EXERCISE DETAILS | Write the listing out again, all of it, word for word.
==== EXTRACTED ENTRIES
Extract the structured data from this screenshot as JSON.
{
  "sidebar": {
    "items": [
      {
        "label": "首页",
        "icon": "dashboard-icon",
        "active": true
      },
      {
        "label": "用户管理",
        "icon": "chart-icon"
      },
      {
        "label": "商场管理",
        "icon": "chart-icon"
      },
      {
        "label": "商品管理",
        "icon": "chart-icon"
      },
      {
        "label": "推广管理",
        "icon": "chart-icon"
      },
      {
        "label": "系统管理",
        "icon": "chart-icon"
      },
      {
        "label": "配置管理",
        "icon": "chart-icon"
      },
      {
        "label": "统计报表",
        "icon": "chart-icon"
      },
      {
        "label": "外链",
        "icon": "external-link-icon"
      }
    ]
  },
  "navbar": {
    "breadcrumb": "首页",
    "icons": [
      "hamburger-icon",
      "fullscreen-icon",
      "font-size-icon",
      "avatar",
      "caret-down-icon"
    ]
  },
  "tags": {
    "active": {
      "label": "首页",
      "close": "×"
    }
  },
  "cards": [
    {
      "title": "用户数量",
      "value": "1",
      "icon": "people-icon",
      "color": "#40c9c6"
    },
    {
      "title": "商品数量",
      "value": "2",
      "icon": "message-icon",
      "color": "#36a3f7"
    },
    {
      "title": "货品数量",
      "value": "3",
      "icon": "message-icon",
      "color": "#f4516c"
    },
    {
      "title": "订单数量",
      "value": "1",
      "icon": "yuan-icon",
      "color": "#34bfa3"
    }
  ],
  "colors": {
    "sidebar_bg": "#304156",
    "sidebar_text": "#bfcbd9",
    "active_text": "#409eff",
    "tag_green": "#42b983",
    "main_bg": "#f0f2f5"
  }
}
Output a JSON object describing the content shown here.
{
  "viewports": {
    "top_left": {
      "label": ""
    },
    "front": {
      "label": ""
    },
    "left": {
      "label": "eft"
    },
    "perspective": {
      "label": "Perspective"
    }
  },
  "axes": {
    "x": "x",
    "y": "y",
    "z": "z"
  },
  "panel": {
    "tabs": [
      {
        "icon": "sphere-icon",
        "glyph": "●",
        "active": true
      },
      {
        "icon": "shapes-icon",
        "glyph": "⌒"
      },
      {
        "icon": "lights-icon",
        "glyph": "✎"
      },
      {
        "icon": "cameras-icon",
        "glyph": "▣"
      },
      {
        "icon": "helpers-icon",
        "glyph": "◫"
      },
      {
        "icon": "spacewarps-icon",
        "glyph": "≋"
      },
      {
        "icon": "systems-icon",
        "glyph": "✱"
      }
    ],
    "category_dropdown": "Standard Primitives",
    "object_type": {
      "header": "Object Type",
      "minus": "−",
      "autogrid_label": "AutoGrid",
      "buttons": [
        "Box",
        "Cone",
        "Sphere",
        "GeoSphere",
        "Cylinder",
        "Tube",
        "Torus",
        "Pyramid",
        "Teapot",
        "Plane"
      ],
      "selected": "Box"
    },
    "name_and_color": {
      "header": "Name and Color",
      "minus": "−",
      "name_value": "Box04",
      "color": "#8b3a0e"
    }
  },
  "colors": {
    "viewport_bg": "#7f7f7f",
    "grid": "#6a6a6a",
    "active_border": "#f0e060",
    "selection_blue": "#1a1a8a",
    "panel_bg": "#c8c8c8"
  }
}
========
REPLY |
Extract the structured data from this screenshot as JSON.
{
  "sidebar": {
    "items": [
      {
        "label": "首页",
        "icon": "dashboard-icon",
        "active": true
      },
      {
        "label": "用户管理",
        "icon": "chart-icon"
      },
      {
        "label": "商场管理",
        "icon": "chart-icon"
      },
      {
        "label": "商品管理",
        "icon": "chart-icon"
      },
      {
        "label": "推广管理",
        "icon": "chart-icon"
      },
      {
        "label": "系统管理",
        "icon": "chart-icon"
      },
      {
        "label": "配置管理",
        "icon": "chart-icon"
      },
      {
        "label": "统计报表",
        "icon": "chart-icon"
      },
      {
        "label": "外链",
        "icon": "external-link-icon"
      }
    ]
  },
  "navbar": {
    "breadcrumb": "首页",
    "icons": [
      "hamburger-icon",
      "fullscreen-icon",
      "font-size-icon",
      "avatar",
      "caret-down-icon"
    ]
  },
  "tags": {
    "active": {
      "label": "首页",
      "close": "×"
    }
  },
  "cards": [
    {
      "title": "用户数量",
      "value": "1",
      "icon": "people-icon",
      "color": "#40c9c6"
    },
    {
      "title": "商品数量",
      "value": "2",
      "icon": "message-icon",
      "color": "#36a3f7"
    },
    {
      "title": "货品数量",
      "value": "3",
      "icon": "message-icon",
      "color": "#f4516c"
    },
    {
      "title": "订单数量",
      "value": "1",
      "icon": "yuan-icon",
      "color": "#34bfa3"
    }
  ],
  "colors": {
    "sidebar_bg": "#304156",
    "sidebar_text": "#bfcbd9",
    "active_text": "#409eff",
    "tag_green": "#42b983",
    "main_bg": "#f0f2f5"
  }
}
Output a JSON object describing the content shown here.
{
  "viewports": {
    "top_left": {
      "label": ""
    },
    "front": {
      "label": ""
    },
    "left": {
      "label": "eft"
    },
    "perspective": {
      "label": "Perspective"
    }
  },
  "axes": {
    "x": "x",
    "y": "y",
    "z": "z"
  },
  "panel": {
    "tabs": [
      {
        "icon": "sphere-icon",
        "glyph": "●",
        "active": true
      },
      {
        "icon": "shapes-icon",
        "glyph": "⌒"
      },
      {
        "icon": "lights-icon",
        "glyph": "✎"
      },
      {
        "icon": "cameras-icon",
        "glyph": "▣"
      },
      {
        "icon": "helpers-icon",
        "glyph": "◫"
      },
      {
        "icon": "spacewarps-icon",
        "glyph": "≋"
      },
      {
        "icon": "systems-icon",
        "glyph": "✱"
      }
    ],
    "category_dropdown": "Standard Primitives",
    "object_type": {
      "header": "Object Type",
      "minus": "−",
      "autogrid_label": "AutoGrid",
      "buttons": [
        "Box",
        "Cone",
        "Sphere",
        "GeoSphere",
        "Cylinder",
        "Tube",
        "Torus",
        "Pyramid",
        "Teapot",
        "Plane"
      ],
      "selected": "Box"
    },
    "name_and_color": {
      "header": "Name and Color",
      "minus": "−",
      "name_value": "Box04",
      "color": "#8b3a0e"
    }
  },
  "colors": {
    "viewport_bg": "#7f7f7f",
    "grid": "#6a6a6a",
    "active_border": "#f0e060",
    "selection_blue": "#1a1a8a",
    "panel_bg": "#c8c8c8"
  }
}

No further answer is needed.